(Written request):
List each line of the data that holds the string "text".
——————
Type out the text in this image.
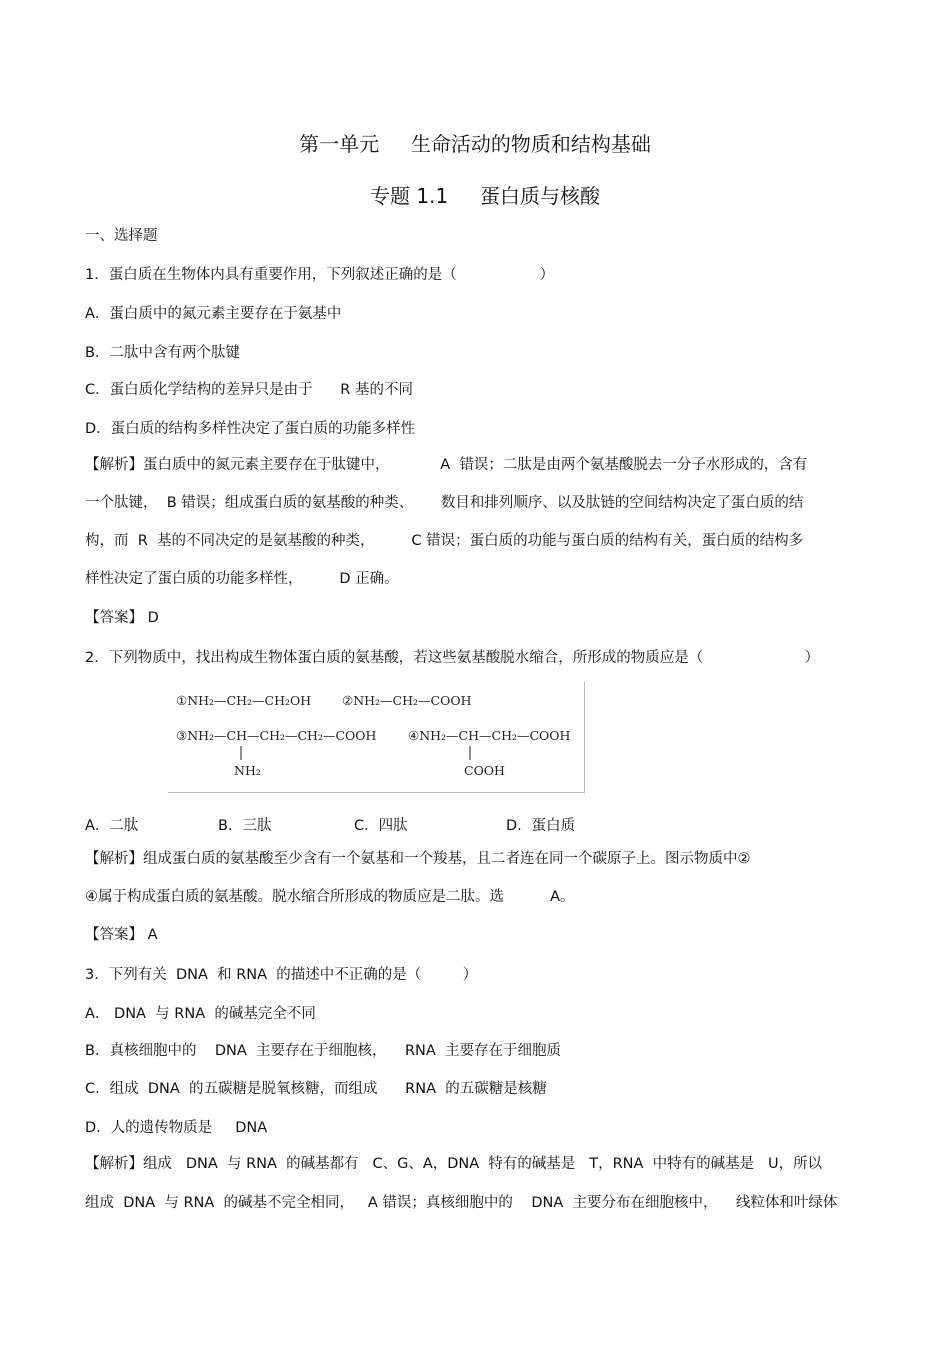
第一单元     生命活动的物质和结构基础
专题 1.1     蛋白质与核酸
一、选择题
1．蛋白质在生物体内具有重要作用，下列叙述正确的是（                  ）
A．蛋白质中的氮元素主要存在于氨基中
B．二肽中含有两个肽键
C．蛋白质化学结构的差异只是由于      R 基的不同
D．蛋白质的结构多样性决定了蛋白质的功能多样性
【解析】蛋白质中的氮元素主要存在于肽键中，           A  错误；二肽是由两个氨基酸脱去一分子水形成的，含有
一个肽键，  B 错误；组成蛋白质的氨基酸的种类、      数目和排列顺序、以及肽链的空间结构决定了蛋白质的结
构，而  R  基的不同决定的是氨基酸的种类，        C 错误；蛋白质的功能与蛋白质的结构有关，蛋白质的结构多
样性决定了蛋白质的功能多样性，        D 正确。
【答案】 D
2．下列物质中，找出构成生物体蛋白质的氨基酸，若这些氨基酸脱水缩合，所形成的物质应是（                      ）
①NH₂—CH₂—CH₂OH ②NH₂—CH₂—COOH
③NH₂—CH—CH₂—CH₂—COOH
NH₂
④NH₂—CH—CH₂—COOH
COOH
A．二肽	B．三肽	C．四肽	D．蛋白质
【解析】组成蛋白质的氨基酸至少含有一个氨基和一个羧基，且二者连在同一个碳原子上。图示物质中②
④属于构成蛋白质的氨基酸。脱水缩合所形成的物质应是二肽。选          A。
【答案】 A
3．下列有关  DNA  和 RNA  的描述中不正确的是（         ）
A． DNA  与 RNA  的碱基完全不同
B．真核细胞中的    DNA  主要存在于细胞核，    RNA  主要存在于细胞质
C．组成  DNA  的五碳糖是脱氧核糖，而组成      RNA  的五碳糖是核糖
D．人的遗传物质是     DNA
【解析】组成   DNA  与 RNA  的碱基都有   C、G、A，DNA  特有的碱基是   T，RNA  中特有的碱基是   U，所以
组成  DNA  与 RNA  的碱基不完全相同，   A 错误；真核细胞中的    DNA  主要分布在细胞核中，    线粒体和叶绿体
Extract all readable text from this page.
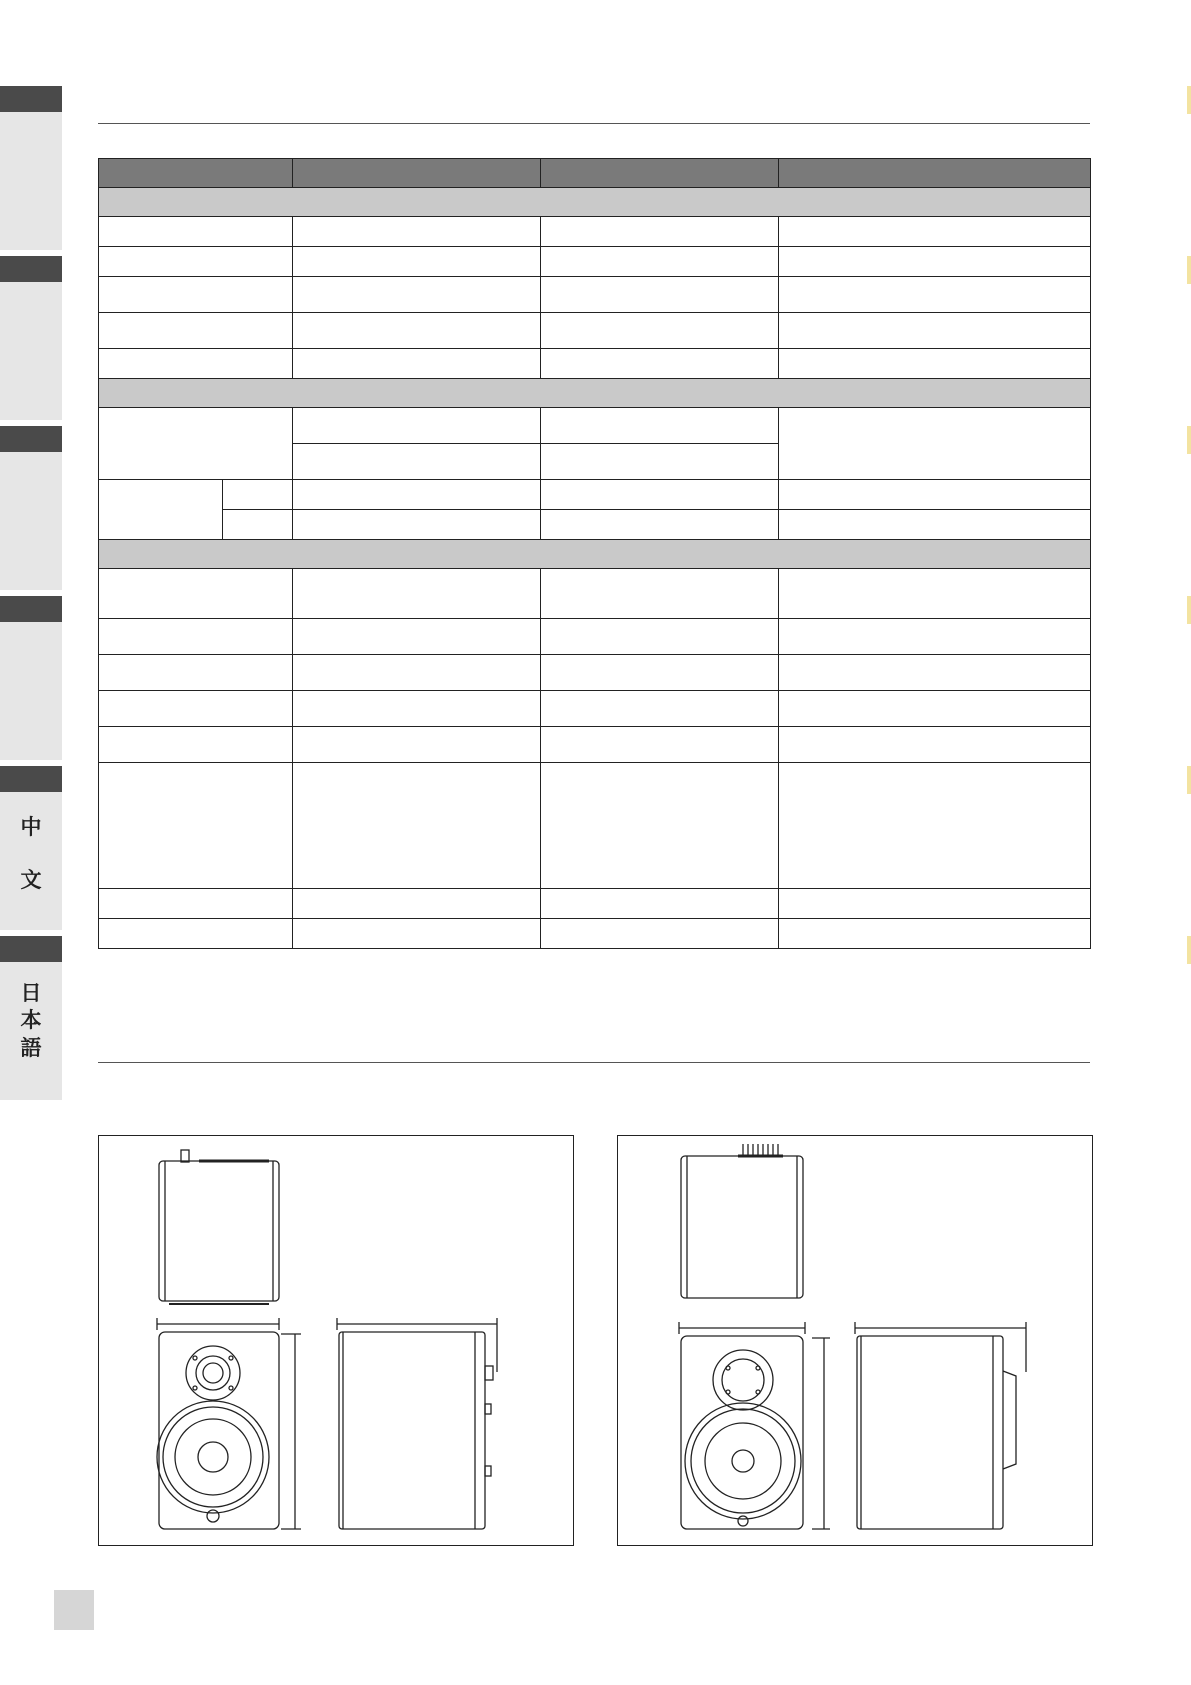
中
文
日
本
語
——————
(Complete answer):
Type out the text in this image.
Extract all readable text from this page.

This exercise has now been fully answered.